[SOURCE DATA start]
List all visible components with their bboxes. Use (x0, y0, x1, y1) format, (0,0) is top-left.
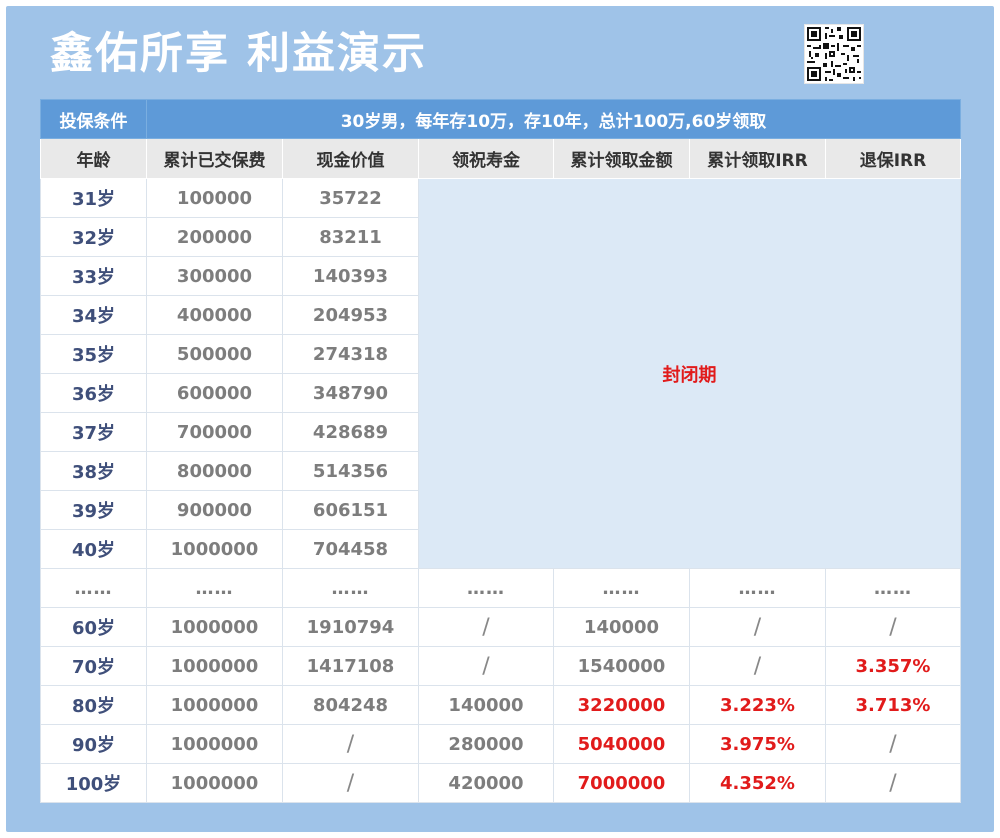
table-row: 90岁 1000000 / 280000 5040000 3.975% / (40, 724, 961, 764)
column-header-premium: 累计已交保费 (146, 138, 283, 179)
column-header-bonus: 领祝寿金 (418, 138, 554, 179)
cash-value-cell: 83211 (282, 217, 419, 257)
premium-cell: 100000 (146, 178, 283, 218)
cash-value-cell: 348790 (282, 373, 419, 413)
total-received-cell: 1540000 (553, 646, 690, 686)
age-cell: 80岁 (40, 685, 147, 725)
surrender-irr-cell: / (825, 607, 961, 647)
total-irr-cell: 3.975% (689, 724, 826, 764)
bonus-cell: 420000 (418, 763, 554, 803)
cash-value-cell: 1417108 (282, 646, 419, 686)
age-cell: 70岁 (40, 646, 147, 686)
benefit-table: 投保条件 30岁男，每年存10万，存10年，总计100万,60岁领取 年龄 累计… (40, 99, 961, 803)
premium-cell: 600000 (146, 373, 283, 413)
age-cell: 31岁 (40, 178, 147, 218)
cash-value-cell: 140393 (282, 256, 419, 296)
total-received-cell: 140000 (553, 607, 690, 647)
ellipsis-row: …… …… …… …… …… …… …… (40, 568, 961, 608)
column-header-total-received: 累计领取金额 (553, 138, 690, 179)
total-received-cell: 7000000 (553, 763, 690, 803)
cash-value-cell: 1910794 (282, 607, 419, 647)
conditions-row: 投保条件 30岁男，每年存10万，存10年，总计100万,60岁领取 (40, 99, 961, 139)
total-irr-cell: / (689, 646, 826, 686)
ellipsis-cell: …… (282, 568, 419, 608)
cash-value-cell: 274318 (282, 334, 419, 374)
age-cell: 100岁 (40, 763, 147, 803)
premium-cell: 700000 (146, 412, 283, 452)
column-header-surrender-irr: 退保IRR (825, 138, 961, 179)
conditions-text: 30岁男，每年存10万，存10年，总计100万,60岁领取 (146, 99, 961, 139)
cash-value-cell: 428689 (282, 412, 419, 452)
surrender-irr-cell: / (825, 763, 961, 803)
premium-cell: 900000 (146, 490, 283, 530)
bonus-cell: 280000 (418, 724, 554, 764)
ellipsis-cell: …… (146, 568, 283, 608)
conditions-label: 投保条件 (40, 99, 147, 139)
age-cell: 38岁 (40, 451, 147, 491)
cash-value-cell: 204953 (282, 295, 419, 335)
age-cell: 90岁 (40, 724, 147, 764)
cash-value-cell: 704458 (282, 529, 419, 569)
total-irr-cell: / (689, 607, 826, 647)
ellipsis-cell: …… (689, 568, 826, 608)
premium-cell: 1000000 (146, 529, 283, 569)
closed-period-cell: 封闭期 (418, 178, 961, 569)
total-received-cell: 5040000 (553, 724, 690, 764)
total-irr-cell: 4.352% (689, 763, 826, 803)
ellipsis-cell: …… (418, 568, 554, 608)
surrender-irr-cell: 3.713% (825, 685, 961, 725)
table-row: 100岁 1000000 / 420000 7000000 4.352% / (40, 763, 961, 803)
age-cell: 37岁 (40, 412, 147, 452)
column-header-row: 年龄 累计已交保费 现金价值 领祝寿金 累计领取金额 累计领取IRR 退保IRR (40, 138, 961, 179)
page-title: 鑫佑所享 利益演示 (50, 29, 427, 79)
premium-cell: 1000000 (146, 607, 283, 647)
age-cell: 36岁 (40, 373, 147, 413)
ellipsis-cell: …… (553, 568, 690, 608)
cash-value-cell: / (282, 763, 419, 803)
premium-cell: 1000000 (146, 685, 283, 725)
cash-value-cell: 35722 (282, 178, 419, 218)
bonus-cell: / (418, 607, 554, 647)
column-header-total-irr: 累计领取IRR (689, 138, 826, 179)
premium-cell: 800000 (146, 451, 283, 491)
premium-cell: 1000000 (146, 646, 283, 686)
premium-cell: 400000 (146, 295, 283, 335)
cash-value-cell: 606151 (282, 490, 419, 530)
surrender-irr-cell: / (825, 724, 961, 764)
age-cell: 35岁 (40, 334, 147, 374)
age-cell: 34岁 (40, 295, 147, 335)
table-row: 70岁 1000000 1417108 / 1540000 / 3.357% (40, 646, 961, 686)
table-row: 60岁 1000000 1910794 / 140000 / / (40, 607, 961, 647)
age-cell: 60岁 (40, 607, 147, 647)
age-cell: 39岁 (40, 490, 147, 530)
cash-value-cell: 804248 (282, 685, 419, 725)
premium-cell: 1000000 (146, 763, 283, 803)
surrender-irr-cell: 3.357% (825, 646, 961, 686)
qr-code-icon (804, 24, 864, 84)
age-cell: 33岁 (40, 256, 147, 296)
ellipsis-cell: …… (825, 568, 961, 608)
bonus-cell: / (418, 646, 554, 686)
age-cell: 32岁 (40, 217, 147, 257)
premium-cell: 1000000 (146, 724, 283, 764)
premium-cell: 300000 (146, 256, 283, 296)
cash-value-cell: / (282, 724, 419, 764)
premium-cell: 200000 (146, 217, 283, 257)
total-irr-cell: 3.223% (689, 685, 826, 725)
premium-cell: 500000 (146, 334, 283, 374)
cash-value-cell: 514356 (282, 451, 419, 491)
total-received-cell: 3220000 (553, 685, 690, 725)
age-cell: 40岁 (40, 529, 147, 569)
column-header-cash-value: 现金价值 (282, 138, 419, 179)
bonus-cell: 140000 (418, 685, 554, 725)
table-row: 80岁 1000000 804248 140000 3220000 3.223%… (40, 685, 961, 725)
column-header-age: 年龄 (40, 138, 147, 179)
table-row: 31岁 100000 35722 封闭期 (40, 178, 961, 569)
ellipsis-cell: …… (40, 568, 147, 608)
[SOURCE DATA end]
**PROBLEM STATEMENT**
Copy out, word for word, the stretch of the entries that opens with the line containing "table-row: 90岁 1000000" and closes with the line containing "cash-value-cell: 274318 (282, 334, 419, 374)", keeping both of those lines.

**ANSWER TO THE PROBLEM**
table-row: 90岁 1000000 / 280000 5040000 3.975% / (40, 724, 961, 764)
column-header-premium: 累计已交保费 (146, 138, 283, 179)
column-header-bonus: 领祝寿金 (418, 138, 554, 179)
cash-value-cell: 83211 (282, 217, 419, 257)
premium-cell: 100000 (146, 178, 283, 218)
cash-value-cell: 348790 (282, 373, 419, 413)
total-received-cell: 1540000 (553, 646, 690, 686)
age-cell: 80岁 (40, 685, 147, 725)
surrender-irr-cell: / (825, 607, 961, 647)
total-irr-cell: 3.975% (689, 724, 826, 764)
bonus-cell: 420000 (418, 763, 554, 803)
cash-value-cell: 1417108 (282, 646, 419, 686)
age-cell: 70岁 (40, 646, 147, 686)
benefit-table: 投保条件 30岁男，每年存10万，存10年，总计100万,60岁领取 年龄 累计… (40, 99, 961, 803)
premium-cell: 600000 (146, 373, 283, 413)
age-cell: 31岁 (40, 178, 147, 218)
cash-value-cell: 140393 (282, 256, 419, 296)
total-received-cell: 140000 (553, 607, 690, 647)
ellipsis-row: …… …… …… …… …… …… …… (40, 568, 961, 608)
column-header-total-received: 累计领取金额 (553, 138, 690, 179)
total-received-cell: 7000000 (553, 763, 690, 803)
cash-value-cell: 1910794 (282, 607, 419, 647)
conditions-row: 投保条件 30岁男，每年存10万，存10年，总计100万,60岁领取 (40, 99, 961, 139)
total-irr-cell: / (689, 646, 826, 686)
ellipsis-cell: …… (282, 568, 419, 608)
cash-value-cell: 274318 (282, 334, 419, 374)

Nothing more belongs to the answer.